#### Records from a dataset:
____________
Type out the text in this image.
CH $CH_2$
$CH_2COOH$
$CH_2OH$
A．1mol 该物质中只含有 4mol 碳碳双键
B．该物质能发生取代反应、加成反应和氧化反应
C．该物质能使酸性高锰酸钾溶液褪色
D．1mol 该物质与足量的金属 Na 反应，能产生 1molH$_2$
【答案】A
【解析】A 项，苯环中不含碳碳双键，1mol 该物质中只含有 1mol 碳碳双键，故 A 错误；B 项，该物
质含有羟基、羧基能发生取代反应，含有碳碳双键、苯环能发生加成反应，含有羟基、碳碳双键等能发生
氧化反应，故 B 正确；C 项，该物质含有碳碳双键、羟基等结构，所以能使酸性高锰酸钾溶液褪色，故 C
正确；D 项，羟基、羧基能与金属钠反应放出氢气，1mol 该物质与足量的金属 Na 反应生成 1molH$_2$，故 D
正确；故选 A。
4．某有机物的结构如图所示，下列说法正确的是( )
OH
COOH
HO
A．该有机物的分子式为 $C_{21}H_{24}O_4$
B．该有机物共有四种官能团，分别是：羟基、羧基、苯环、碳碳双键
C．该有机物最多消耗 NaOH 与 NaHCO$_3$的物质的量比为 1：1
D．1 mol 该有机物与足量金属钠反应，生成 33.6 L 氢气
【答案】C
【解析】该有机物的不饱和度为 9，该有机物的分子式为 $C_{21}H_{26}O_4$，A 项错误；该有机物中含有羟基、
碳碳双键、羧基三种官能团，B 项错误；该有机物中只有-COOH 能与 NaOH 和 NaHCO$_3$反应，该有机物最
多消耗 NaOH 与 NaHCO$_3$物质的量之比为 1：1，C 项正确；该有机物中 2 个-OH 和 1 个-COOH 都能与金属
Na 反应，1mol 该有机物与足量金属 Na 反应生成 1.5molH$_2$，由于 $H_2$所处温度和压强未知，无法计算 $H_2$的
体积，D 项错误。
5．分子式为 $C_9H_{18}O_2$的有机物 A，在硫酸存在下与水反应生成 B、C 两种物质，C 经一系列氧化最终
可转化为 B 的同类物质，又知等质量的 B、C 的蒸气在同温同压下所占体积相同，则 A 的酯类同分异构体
____________
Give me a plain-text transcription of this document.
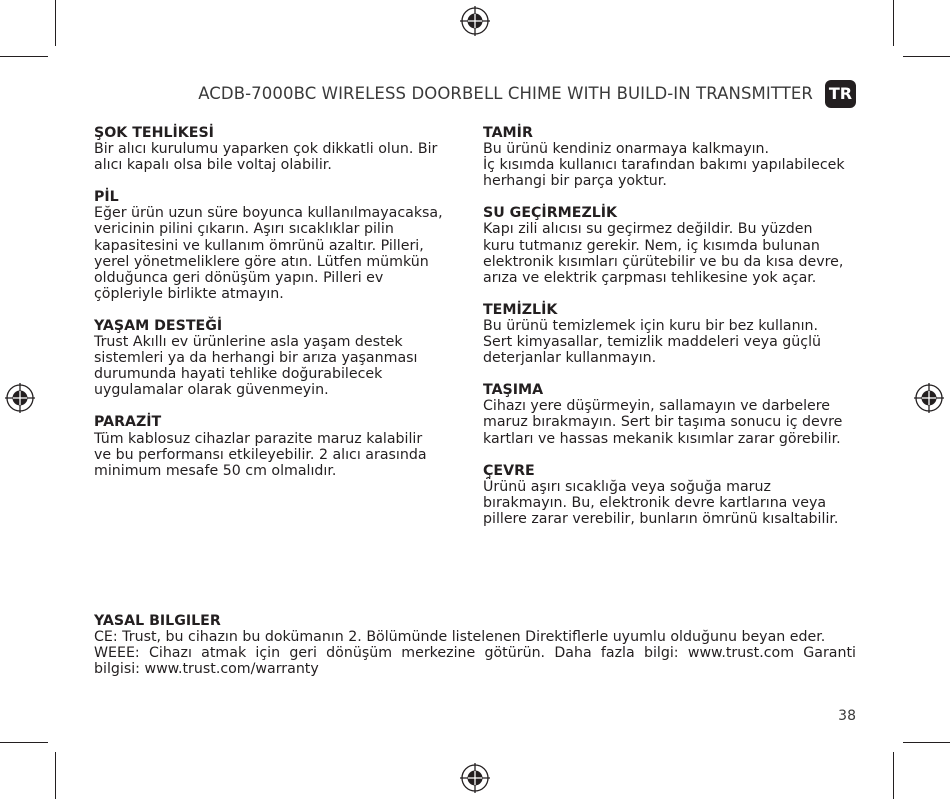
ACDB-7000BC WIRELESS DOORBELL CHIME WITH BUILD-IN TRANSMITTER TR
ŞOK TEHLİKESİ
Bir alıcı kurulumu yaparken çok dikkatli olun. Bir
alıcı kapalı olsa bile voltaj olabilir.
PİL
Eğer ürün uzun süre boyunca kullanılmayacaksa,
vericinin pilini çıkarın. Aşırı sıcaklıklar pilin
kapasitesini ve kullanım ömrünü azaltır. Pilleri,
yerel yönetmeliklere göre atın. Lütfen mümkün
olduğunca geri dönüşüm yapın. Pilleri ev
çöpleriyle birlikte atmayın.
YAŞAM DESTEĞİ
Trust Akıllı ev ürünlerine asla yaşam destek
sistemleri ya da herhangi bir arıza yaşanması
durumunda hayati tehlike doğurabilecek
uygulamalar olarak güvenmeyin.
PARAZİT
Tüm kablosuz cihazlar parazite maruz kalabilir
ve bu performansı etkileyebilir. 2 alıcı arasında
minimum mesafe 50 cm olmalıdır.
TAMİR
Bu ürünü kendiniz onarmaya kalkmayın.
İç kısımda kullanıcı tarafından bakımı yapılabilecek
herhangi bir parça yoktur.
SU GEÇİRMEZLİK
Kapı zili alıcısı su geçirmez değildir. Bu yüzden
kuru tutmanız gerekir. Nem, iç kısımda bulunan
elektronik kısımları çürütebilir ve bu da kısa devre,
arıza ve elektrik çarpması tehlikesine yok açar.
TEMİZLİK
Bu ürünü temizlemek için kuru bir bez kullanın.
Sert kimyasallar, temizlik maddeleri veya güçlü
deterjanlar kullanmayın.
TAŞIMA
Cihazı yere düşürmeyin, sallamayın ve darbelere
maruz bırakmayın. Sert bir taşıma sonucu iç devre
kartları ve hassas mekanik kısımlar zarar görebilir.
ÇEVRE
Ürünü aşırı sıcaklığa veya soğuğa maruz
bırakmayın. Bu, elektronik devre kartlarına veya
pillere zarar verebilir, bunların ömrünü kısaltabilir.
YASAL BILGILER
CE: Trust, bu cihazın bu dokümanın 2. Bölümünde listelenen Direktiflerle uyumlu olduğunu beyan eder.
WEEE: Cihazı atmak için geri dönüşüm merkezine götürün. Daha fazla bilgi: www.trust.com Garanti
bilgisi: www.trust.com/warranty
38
____________
#### Task to carry out:
Show all lines from the records above where the word "kısımda" occurs.

#### Result of the task:
İç kısımda kullanıcı tarafından bakımı yapılabilecek
kuru tutmanız gerekir. Nem, iç kısımda bulunan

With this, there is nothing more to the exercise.